Records from a data source:
↓
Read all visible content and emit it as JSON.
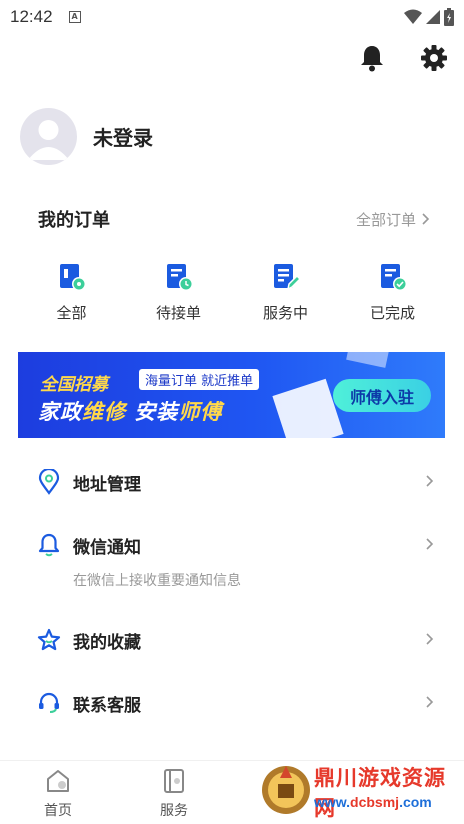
{
  "status_bar": {
    "time": "12:42",
    "notice_glyph": "A"
  },
  "topbar": {
    "icons": [
      "bell-icon",
      "gear-icon"
    ]
  },
  "profile": {
    "name": "未登录"
  },
  "orders": {
    "title": "我的订单",
    "all_label": "全部订单",
    "items": [
      {
        "label": "全部",
        "icon": "document-eye-icon"
      },
      {
        "label": "待接单",
        "icon": "document-clock-icon"
      },
      {
        "label": "服务中",
        "icon": "document-edit-icon"
      },
      {
        "label": "已完成",
        "icon": "document-check-icon"
      }
    ]
  },
  "banner": {
    "tag1": "全国招募",
    "tag2": "海量订单 就近推单",
    "main_a": "家政",
    "main_b": "维修",
    "main_c": " 安装",
    "main_d": "师傅",
    "button": "师傅入驻"
  },
  "menu": {
    "address": "地址管理",
    "wechat": "微信通知",
    "wechat_sub": "在微信上接收重要通知信息",
    "favorites": "我的收藏",
    "support": "联系客服"
  },
  "tabbar": {
    "tabs": [
      {
        "label": "首页",
        "icon": "home-icon"
      },
      {
        "label": "服务",
        "icon": "service-icon"
      }
    ]
  },
  "watermark": {
    "title": "鼎川游戏资源网",
    "url_a": "www.",
    "url_b": "dcbsmj",
    "url_c": ".com"
  },
  "colors": {
    "accent": "#1b5be0",
    "banner_start": "#1d3ddf",
    "banner_end": "#2f7bfb",
    "highlight": "#ffd84a"
  }
}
↑
Every line containing the string "document" must be listed.

**OUTPUT BELOW:**
        "icon": "document-eye-icon"
        "icon": "document-clock-icon"
        "icon": "document-edit-icon"
        "icon": "document-check-icon"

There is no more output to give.